Exercise requirements: In your copy, include every line of the listing below exactly but none of the pictures.

--- Supplied entries ---

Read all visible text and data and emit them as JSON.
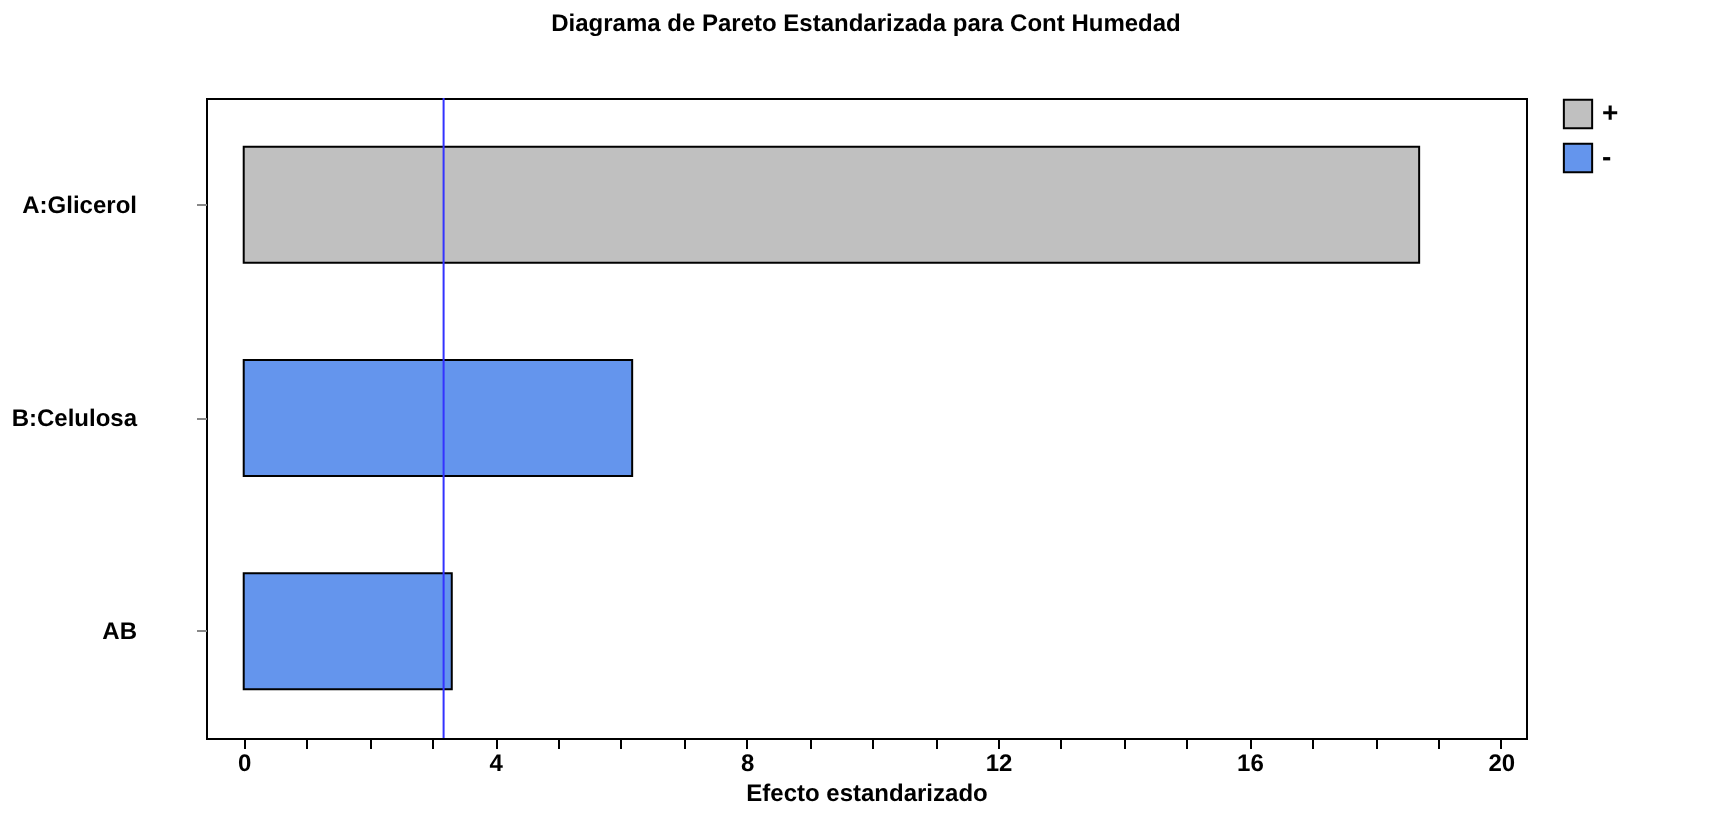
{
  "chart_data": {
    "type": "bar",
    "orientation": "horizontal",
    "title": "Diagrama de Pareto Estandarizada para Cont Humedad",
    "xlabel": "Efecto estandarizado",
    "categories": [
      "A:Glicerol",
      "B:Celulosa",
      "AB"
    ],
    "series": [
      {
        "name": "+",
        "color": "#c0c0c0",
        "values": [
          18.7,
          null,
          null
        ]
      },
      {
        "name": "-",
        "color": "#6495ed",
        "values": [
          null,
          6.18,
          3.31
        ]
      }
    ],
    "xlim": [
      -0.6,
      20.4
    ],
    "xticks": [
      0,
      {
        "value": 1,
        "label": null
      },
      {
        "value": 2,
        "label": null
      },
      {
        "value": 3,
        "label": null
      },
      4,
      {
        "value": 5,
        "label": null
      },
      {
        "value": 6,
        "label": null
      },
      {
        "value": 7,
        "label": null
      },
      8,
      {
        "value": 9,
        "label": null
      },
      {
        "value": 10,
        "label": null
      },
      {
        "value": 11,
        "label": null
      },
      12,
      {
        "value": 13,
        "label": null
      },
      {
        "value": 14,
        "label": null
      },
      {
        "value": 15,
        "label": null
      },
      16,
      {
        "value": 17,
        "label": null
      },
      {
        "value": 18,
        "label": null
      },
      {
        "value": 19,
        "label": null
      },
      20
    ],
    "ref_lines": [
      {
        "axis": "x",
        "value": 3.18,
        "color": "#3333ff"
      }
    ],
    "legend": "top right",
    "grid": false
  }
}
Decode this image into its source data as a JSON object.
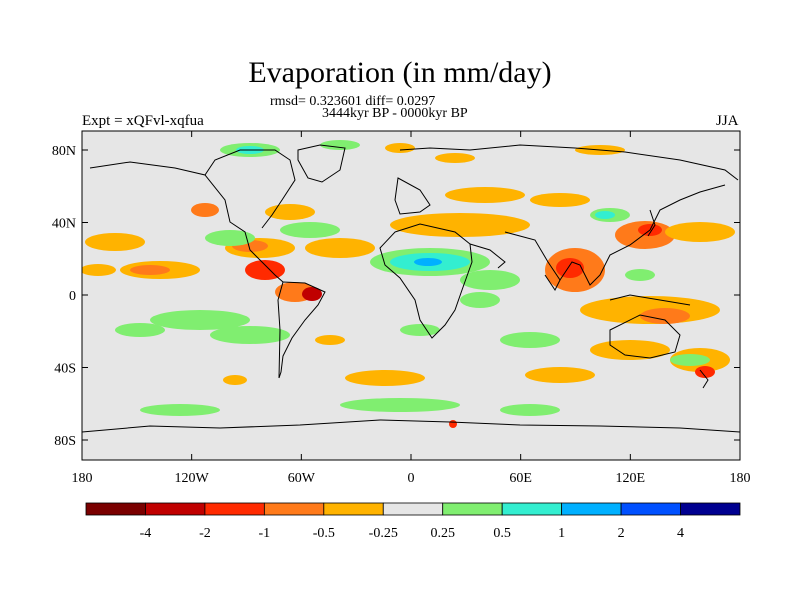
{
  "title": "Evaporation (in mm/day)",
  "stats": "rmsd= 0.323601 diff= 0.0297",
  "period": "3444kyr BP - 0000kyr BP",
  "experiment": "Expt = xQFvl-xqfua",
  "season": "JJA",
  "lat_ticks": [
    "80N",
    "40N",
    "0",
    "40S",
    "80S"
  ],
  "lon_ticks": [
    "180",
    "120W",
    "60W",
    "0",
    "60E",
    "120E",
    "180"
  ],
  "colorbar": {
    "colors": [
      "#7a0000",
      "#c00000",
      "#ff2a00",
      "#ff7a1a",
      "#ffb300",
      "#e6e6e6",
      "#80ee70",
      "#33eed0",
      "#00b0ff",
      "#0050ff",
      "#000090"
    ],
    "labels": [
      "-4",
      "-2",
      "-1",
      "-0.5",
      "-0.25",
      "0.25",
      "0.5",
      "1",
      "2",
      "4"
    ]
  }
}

---

Answer:
Read all visible text and data and emit them as JSON.
{
  "chart_data": {
    "type": "bar",
    "orientation": "horizontal",
    "title": "Diagrama de Pareto Estandarizada para Cont Humedad",
    "xlabel": "Efecto estandarizado",
    "categories": [
      "A:Glicerol",
      "B:Celulosa",
      "AB"
    ],
    "series": [
      {
        "name": "+",
        "color": "#c0c0c0",
        "values": [
          18.7,
          null,
          null
        ]
      },
      {
        "name": "-",
        "color": "#6495ed",
        "values": [
          null,
          6.18,
          3.31
        ]
      }
    ],
    "xlim": [
      -0.6,
      20.4
    ],
    "xticks": [
      0,
      {
        "value": 1,
        "label": null
      },
      {
        "value": 2,
        "label": null
      },
      {
        "value": 3,
        "label": null
      },
      4,
      {
        "value": 5,
        "label": null
      },
      {
        "value": 6,
        "label": null
      },
      {
        "value": 7,
        "label": null
      },
      8,
      {
        "value": 9,
        "label": null
      },
      {
        "value": 10,
        "label": null
      },
      {
        "value": 11,
        "label": null
      },
      12,
      {
        "value": 13,
        "label": null
      },
      {
        "value": 14,
        "label": null
      },
      {
        "value": 15,
        "label": null
      },
      16,
      {
        "value": 17,
        "label": null
      },
      {
        "value": 18,
        "label": null
      },
      {
        "value": 19,
        "label": null
      },
      20
    ],
    "ref_lines": [
      {
        "axis": "x",
        "value": 3.18,
        "color": "#3333ff"
      }
    ],
    "legend": "top right",
    "grid": false
  }
}
Decode this image into its source data as a JSON object.
{
  "title": "Evaporation (in mm/day)",
  "stats": "rmsd= 0.323601 diff= 0.0297",
  "period": "3444kyr BP - 0000kyr BP",
  "experiment": "Expt = xQFvl-xqfua",
  "season": "JJA",
  "lat_ticks": [
    "80N",
    "40N",
    "0",
    "40S",
    "80S"
  ],
  "lon_ticks": [
    "180",
    "120W",
    "60W",
    "0",
    "60E",
    "120E",
    "180"
  ],
  "colorbar": {
    "colors": [
      "#7a0000",
      "#c00000",
      "#ff2a00",
      "#ff7a1a",
      "#ffb300",
      "#e6e6e6",
      "#80ee70",
      "#33eed0",
      "#00b0ff",
      "#0050ff",
      "#000090"
    ],
    "labels": [
      "-4",
      "-2",
      "-1",
      "-0.5",
      "-0.25",
      "0.25",
      "0.5",
      "1",
      "2",
      "4"
    ]
  }
}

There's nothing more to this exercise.